* Start *

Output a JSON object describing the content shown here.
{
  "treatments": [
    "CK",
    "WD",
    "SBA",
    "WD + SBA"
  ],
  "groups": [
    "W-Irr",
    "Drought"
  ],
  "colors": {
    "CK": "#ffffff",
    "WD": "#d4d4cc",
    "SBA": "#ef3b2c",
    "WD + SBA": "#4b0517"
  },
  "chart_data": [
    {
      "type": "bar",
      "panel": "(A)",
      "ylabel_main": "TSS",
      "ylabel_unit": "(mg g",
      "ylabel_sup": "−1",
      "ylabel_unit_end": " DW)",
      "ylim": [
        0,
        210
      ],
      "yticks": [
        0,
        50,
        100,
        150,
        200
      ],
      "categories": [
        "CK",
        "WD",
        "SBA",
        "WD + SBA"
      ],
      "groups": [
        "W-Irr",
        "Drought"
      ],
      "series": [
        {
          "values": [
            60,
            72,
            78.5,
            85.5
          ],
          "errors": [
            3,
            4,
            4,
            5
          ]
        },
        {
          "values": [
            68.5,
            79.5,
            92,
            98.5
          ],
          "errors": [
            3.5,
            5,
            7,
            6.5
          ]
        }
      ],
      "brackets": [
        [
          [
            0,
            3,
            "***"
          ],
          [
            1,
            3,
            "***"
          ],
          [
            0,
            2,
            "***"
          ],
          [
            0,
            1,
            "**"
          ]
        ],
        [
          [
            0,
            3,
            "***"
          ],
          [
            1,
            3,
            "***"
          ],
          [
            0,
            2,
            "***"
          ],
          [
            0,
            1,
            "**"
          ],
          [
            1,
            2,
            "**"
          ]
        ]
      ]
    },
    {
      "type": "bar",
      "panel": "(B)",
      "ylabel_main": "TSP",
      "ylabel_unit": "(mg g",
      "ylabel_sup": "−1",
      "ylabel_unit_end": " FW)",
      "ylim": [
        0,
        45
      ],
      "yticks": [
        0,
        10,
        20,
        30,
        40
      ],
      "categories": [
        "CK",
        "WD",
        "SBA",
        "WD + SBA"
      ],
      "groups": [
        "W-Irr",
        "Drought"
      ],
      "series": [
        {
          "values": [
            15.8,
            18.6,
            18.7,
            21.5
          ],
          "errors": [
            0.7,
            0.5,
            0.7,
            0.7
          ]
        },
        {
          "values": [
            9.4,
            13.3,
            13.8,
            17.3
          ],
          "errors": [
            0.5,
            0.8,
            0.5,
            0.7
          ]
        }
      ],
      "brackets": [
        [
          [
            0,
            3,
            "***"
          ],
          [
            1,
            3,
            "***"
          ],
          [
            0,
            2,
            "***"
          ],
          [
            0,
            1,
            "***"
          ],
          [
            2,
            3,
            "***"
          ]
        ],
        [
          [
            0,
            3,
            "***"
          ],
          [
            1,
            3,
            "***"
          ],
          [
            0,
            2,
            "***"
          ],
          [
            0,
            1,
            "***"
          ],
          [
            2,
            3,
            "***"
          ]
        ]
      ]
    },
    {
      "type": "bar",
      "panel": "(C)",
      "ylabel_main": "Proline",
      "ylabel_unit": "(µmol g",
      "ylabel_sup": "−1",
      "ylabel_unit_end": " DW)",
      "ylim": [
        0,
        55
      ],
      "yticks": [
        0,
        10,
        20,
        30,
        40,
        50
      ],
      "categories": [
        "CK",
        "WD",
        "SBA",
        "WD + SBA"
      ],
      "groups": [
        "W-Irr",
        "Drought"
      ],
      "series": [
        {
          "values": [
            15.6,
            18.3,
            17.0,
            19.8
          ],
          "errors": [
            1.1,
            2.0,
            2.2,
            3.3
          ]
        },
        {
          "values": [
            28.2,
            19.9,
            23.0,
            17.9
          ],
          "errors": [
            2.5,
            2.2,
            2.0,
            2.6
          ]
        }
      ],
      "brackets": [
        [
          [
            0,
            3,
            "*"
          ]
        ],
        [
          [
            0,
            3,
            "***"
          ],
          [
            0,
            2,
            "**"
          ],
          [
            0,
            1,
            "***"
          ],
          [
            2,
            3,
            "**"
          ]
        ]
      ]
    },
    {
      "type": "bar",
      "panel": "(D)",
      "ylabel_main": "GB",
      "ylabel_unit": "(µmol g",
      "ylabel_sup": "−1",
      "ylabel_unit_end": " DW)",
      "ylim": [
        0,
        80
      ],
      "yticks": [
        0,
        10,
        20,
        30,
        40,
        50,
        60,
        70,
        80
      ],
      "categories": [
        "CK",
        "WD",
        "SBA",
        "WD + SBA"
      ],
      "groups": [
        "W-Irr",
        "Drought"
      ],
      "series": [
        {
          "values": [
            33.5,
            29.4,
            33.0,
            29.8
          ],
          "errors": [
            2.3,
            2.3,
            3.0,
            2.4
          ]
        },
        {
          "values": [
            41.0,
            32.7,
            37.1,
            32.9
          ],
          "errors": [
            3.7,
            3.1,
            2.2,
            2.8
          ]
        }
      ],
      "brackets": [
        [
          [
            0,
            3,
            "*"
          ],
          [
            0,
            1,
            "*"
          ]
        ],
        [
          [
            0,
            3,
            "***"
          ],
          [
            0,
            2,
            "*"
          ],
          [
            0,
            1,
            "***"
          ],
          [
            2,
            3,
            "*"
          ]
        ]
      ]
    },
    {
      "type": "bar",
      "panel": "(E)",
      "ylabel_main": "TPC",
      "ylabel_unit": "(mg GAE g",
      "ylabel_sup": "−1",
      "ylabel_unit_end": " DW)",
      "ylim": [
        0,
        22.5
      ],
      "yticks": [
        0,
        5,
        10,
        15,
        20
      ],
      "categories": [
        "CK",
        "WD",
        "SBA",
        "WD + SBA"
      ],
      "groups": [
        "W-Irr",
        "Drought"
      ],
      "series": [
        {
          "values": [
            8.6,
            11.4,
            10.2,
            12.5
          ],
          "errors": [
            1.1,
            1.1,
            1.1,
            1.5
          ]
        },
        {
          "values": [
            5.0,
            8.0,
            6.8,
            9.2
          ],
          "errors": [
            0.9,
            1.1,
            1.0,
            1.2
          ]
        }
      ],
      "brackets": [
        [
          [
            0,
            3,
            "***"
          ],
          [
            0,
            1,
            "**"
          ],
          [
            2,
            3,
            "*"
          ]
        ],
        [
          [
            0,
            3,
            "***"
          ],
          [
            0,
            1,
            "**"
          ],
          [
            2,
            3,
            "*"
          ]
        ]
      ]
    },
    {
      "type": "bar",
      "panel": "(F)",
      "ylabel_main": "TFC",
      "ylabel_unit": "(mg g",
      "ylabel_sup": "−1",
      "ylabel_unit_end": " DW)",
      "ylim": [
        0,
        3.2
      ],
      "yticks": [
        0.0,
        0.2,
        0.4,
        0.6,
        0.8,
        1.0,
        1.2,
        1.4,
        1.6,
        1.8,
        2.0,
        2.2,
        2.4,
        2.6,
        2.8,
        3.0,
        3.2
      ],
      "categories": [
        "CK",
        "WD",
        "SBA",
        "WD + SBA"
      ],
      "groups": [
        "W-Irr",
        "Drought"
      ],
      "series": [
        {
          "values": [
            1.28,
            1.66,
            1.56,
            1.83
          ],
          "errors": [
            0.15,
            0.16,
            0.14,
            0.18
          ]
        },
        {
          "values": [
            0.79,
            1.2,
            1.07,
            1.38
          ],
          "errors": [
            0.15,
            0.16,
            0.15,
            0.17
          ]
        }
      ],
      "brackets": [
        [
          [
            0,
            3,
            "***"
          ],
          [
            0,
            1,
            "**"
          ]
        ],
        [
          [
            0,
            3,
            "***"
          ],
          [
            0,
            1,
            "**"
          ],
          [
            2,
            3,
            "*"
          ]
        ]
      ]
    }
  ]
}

* End *

CHALLENGE –
Reproduce the records above exactly as they appear.

RESULT –
Output a JSON object describing the content shown here.
{
  "treatments": [
    "CK",
    "WD",
    "SBA",
    "WD + SBA"
  ],
  "groups": [
    "W-Irr",
    "Drought"
  ],
  "colors": {
    "CK": "#ffffff",
    "WD": "#d4d4cc",
    "SBA": "#ef3b2c",
    "WD + SBA": "#4b0517"
  },
  "chart_data": [
    {
      "type": "bar",
      "panel": "(A)",
      "ylabel_main": "TSS",
      "ylabel_unit": "(mg g",
      "ylabel_sup": "−1",
      "ylabel_unit_end": " DW)",
      "ylim": [
        0,
        210
      ],
      "yticks": [
        0,
        50,
        100,
        150,
        200
      ],
      "categories": [
        "CK",
        "WD",
        "SBA",
        "WD + SBA"
      ],
      "groups": [
        "W-Irr",
        "Drought"
      ],
      "series": [
        {
          "values": [
            60,
            72,
            78.5,
            85.5
          ],
          "errors": [
            3,
            4,
            4,
            5
          ]
        },
        {
          "values": [
            68.5,
            79.5,
            92,
            98.5
          ],
          "errors": [
            3.5,
            5,
            7,
            6.5
          ]
        }
      ],
      "brackets": [
        [
          [
            0,
            3,
            "***"
          ],
          [
            1,
            3,
            "***"
          ],
          [
            0,
            2,
            "***"
          ],
          [
            0,
            1,
            "**"
          ]
        ],
        [
          [
            0,
            3,
            "***"
          ],
          [
            1,
            3,
            "***"
          ],
          [
            0,
            2,
            "***"
          ],
          [
            0,
            1,
            "**"
          ],
          [
            1,
            2,
            "**"
          ]
        ]
      ]
    },
    {
      "type": "bar",
      "panel": "(B)",
      "ylabel_main": "TSP",
      "ylabel_unit": "(mg g",
      "ylabel_sup": "−1",
      "ylabel_unit_end": " FW)",
      "ylim": [
        0,
        45
      ],
      "yticks": [
        0,
        10,
        20,
        30,
        40
      ],
      "categories": [
        "CK",
        "WD",
        "SBA",
        "WD + SBA"
      ],
      "groups": [
        "W-Irr",
        "Drought"
      ],
      "series": [
        {
          "values": [
            15.8,
            18.6,
            18.7,
            21.5
          ],
          "errors": [
            0.7,
            0.5,
            0.7,
            0.7
          ]
        },
        {
          "values": [
            9.4,
            13.3,
            13.8,
            17.3
          ],
          "errors": [
            0.5,
            0.8,
            0.5,
            0.7
          ]
        }
      ],
      "brackets": [
        [
          [
            0,
            3,
            "***"
          ],
          [
            1,
            3,
            "***"
          ],
          [
            0,
            2,
            "***"
          ],
          [
            0,
            1,
            "***"
          ],
          [
            2,
            3,
            "***"
          ]
        ],
        [
          [
            0,
            3,
            "***"
          ],
          [
            1,
            3,
            "***"
          ],
          [
            0,
            2,
            "***"
          ],
          [
            0,
            1,
            "***"
          ],
          [
            2,
            3,
            "***"
          ]
        ]
      ]
    },
    {
      "type": "bar",
      "panel": "(C)",
      "ylabel_main": "Proline",
      "ylabel_unit": "(µmol g",
      "ylabel_sup": "−1",
      "ylabel_unit_end": " DW)",
      "ylim": [
        0,
        55
      ],
      "yticks": [
        0,
        10,
        20,
        30,
        40,
        50
      ],
      "categories": [
        "CK",
        "WD",
        "SBA",
        "WD + SBA"
      ],
      "groups": [
        "W-Irr",
        "Drought"
      ],
      "series": [
        {
          "values": [
            15.6,
            18.3,
            17.0,
            19.8
          ],
          "errors": [
            1.1,
            2.0,
            2.2,
            3.3
          ]
        },
        {
          "values": [
            28.2,
            19.9,
            23.0,
            17.9
          ],
          "errors": [
            2.5,
            2.2,
            2.0,
            2.6
          ]
        }
      ],
      "brackets": [
        [
          [
            0,
            3,
            "*"
          ]
        ],
        [
          [
            0,
            3,
            "***"
          ],
          [
            0,
            2,
            "**"
          ],
          [
            0,
            1,
            "***"
          ],
          [
            2,
            3,
            "**"
          ]
        ]
      ]
    },
    {
      "type": "bar",
      "panel": "(D)",
      "ylabel_main": "GB",
      "ylabel_unit": "(µmol g",
      "ylabel_sup": "−1",
      "ylabel_unit_end": " DW)",
      "ylim": [
        0,
        80
      ],
      "yticks": [
        0,
        10,
        20,
        30,
        40,
        50,
        60,
        70,
        80
      ],
      "categories": [
        "CK",
        "WD",
        "SBA",
        "WD + SBA"
      ],
      "groups": [
        "W-Irr",
        "Drought"
      ],
      "series": [
        {
          "values": [
            33.5,
            29.4,
            33.0,
            29.8
          ],
          "errors": [
            2.3,
            2.3,
            3.0,
            2.4
          ]
        },
        {
          "values": [
            41.0,
            32.7,
            37.1,
            32.9
          ],
          "errors": [
            3.7,
            3.1,
            2.2,
            2.8
          ]
        }
      ],
      "brackets": [
        [
          [
            0,
            3,
            "*"
          ],
          [
            0,
            1,
            "*"
          ]
        ],
        [
          [
            0,
            3,
            "***"
          ],
          [
            0,
            2,
            "*"
          ],
          [
            0,
            1,
            "***"
          ],
          [
            2,
            3,
            "*"
          ]
        ]
      ]
    },
    {
      "type": "bar",
      "panel": "(E)",
      "ylabel_main": "TPC",
      "ylabel_unit": "(mg GAE g",
      "ylabel_sup": "−1",
      "ylabel_unit_end": " DW)",
      "ylim": [
        0,
        22.5
      ],
      "yticks": [
        0,
        5,
        10,
        15,
        20
      ],
      "categories": [
        "CK",
        "WD",
        "SBA",
        "WD + SBA"
      ],
      "groups": [
        "W-Irr",
        "Drought"
      ],
      "series": [
        {
          "values": [
            8.6,
            11.4,
            10.2,
            12.5
          ],
          "errors": [
            1.1,
            1.1,
            1.1,
            1.5
          ]
        },
        {
          "values": [
            5.0,
            8.0,
            6.8,
            9.2
          ],
          "errors": [
            0.9,
            1.1,
            1.0,
            1.2
          ]
        }
      ],
      "brackets": [
        [
          [
            0,
            3,
            "***"
          ],
          [
            0,
            1,
            "**"
          ],
          [
            2,
            3,
            "*"
          ]
        ],
        [
          [
            0,
            3,
            "***"
          ],
          [
            0,
            1,
            "**"
          ],
          [
            2,
            3,
            "*"
          ]
        ]
      ]
    },
    {
      "type": "bar",
      "panel": "(F)",
      "ylabel_main": "TFC",
      "ylabel_unit": "(mg g",
      "ylabel_sup": "−1",
      "ylabel_unit_end": " DW)",
      "ylim": [
        0,
        3.2
      ],
      "yticks": [
        0.0,
        0.2,
        0.4,
        0.6,
        0.8,
        1.0,
        1.2,
        1.4,
        1.6,
        1.8,
        2.0,
        2.2,
        2.4,
        2.6,
        2.8,
        3.0,
        3.2
      ],
      "categories": [
        "CK",
        "WD",
        "SBA",
        "WD + SBA"
      ],
      "groups": [
        "W-Irr",
        "Drought"
      ],
      "series": [
        {
          "values": [
            1.28,
            1.66,
            1.56,
            1.83
          ],
          "errors": [
            0.15,
            0.16,
            0.14,
            0.18
          ]
        },
        {
          "values": [
            0.79,
            1.2,
            1.07,
            1.38
          ],
          "errors": [
            0.15,
            0.16,
            0.15,
            0.17
          ]
        }
      ],
      "brackets": [
        [
          [
            0,
            3,
            "***"
          ],
          [
            0,
            1,
            "**"
          ]
        ],
        [
          [
            0,
            3,
            "***"
          ],
          [
            0,
            1,
            "**"
          ],
          [
            2,
            3,
            "*"
          ]
        ]
      ]
    }
  ]
}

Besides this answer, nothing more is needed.